Extracted data entries
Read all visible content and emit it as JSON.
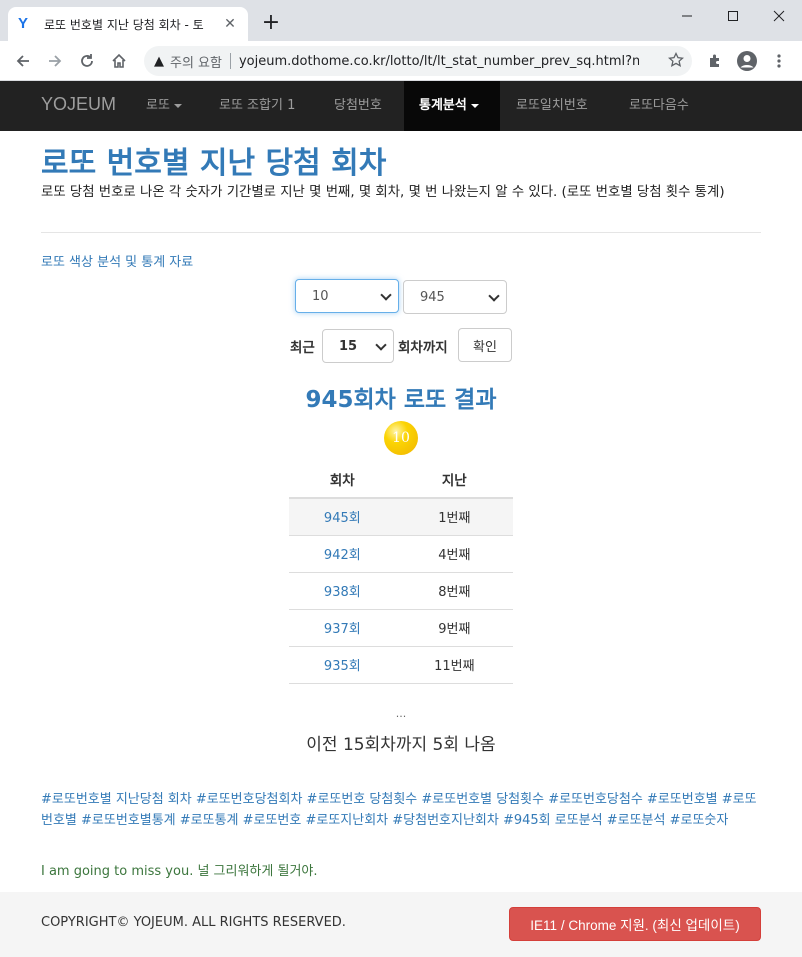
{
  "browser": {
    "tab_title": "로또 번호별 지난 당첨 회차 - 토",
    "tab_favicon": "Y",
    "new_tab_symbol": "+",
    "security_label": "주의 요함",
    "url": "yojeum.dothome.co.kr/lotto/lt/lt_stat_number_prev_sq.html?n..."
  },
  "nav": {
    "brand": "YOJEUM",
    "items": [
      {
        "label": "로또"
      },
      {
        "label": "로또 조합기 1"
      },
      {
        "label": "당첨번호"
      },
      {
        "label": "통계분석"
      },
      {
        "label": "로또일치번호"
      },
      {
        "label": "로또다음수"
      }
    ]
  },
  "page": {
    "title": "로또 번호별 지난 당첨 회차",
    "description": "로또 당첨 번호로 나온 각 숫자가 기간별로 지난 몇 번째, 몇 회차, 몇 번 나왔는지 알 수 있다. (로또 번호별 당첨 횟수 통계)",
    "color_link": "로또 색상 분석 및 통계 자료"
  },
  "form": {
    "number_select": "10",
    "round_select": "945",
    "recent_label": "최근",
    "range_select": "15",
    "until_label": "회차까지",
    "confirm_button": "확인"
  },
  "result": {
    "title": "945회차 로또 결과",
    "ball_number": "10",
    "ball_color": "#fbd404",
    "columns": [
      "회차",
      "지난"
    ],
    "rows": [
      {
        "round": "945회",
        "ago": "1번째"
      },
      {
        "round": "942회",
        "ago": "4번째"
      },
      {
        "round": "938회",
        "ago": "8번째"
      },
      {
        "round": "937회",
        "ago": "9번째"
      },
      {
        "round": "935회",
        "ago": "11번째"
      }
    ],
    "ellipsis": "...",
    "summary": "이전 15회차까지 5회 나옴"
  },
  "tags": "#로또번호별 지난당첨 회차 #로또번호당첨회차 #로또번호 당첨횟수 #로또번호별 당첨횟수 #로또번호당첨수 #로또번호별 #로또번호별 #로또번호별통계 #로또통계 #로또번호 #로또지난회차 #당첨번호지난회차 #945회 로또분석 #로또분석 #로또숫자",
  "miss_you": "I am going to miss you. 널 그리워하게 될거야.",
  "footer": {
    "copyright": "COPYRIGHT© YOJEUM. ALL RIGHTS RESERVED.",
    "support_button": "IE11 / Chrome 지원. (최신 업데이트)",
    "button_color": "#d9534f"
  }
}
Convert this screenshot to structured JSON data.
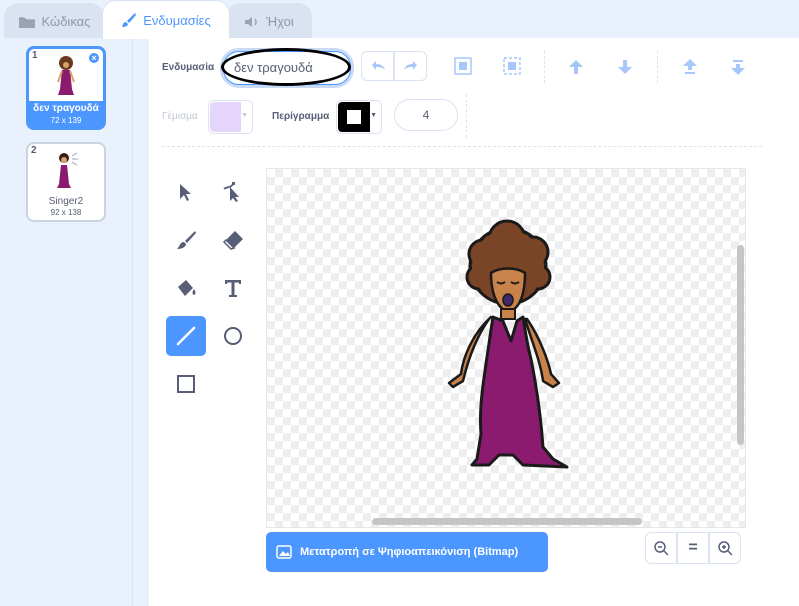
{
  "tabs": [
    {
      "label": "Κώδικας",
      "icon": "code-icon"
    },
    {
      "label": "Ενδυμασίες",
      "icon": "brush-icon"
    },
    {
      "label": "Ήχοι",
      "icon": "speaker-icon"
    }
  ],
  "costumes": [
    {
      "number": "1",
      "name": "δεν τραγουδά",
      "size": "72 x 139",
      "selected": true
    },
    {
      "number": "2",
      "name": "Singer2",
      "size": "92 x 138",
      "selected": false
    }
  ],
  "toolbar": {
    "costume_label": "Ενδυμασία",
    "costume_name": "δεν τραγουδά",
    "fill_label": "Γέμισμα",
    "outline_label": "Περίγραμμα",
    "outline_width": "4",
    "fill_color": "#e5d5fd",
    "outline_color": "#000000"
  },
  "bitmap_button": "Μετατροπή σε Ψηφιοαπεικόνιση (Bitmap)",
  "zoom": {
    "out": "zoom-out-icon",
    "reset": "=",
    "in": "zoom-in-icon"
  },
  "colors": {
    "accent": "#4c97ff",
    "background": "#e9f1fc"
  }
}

Your task
Print each record exactly as it stands, leaving the images out.

Output for this exercise
Read all visible content and emit it as JSON.
{
  "browser": {
    "tab_title": "로또 번호별 지난 당첨 회차 - 토",
    "tab_favicon": "Y",
    "new_tab_symbol": "+",
    "security_label": "주의 요함",
    "url": "yojeum.dothome.co.kr/lotto/lt/lt_stat_number_prev_sq.html?n..."
  },
  "nav": {
    "brand": "YOJEUM",
    "items": [
      {
        "label": "로또"
      },
      {
        "label": "로또 조합기 1"
      },
      {
        "label": "당첨번호"
      },
      {
        "label": "통계분석"
      },
      {
        "label": "로또일치번호"
      },
      {
        "label": "로또다음수"
      }
    ]
  },
  "page": {
    "title": "로또 번호별 지난 당첨 회차",
    "description": "로또 당첨 번호로 나온 각 숫자가 기간별로 지난 몇 번째, 몇 회차, 몇 번 나왔는지 알 수 있다. (로또 번호별 당첨 횟수 통계)",
    "color_link": "로또 색상 분석 및 통계 자료"
  },
  "form": {
    "number_select": "10",
    "round_select": "945",
    "recent_label": "최근",
    "range_select": "15",
    "until_label": "회차까지",
    "confirm_button": "확인"
  },
  "result": {
    "title": "945회차 로또 결과",
    "ball_number": "10",
    "ball_color": "#fbd404",
    "columns": [
      "회차",
      "지난"
    ],
    "rows": [
      {
        "round": "945회",
        "ago": "1번째"
      },
      {
        "round": "942회",
        "ago": "4번째"
      },
      {
        "round": "938회",
        "ago": "8번째"
      },
      {
        "round": "937회",
        "ago": "9번째"
      },
      {
        "round": "935회",
        "ago": "11번째"
      }
    ],
    "ellipsis": "...",
    "summary": "이전 15회차까지 5회 나옴"
  },
  "tags": "#로또번호별 지난당첨 회차 #로또번호당첨회차 #로또번호 당첨횟수 #로또번호별 당첨횟수 #로또번호당첨수 #로또번호별 #로또번호별 #로또번호별통계 #로또통계 #로또번호 #로또지난회차 #당첨번호지난회차 #945회 로또분석 #로또분석 #로또숫자",
  "miss_you": "I am going to miss you. 널 그리워하게 될거야.",
  "footer": {
    "copyright": "COPYRIGHT© YOJEUM. ALL RIGHTS RESERVED.",
    "support_button": "IE11 / Chrome 지원. (최신 업데이트)",
    "button_color": "#d9534f"
  }
}
Convert this screenshot to structured JSON data.
{
  "tabs": [
    {
      "label": "Κώδικας",
      "icon": "code-icon"
    },
    {
      "label": "Ενδυμασίες",
      "icon": "brush-icon"
    },
    {
      "label": "Ήχοι",
      "icon": "speaker-icon"
    }
  ],
  "costumes": [
    {
      "number": "1",
      "name": "δεν τραγουδά",
      "size": "72 x 139",
      "selected": true
    },
    {
      "number": "2",
      "name": "Singer2",
      "size": "92 x 138",
      "selected": false
    }
  ],
  "toolbar": {
    "costume_label": "Ενδυμασία",
    "costume_name": "δεν τραγουδά",
    "fill_label": "Γέμισμα",
    "outline_label": "Περίγραμμα",
    "outline_width": "4",
    "fill_color": "#e5d5fd",
    "outline_color": "#000000"
  },
  "bitmap_button": "Μετατροπή σε Ψηφιοαπεικόνιση (Bitmap)",
  "zoom": {
    "out": "zoom-out-icon",
    "reset": "=",
    "in": "zoom-in-icon"
  },
  "colors": {
    "accent": "#4c97ff",
    "background": "#e9f1fc"
  }
}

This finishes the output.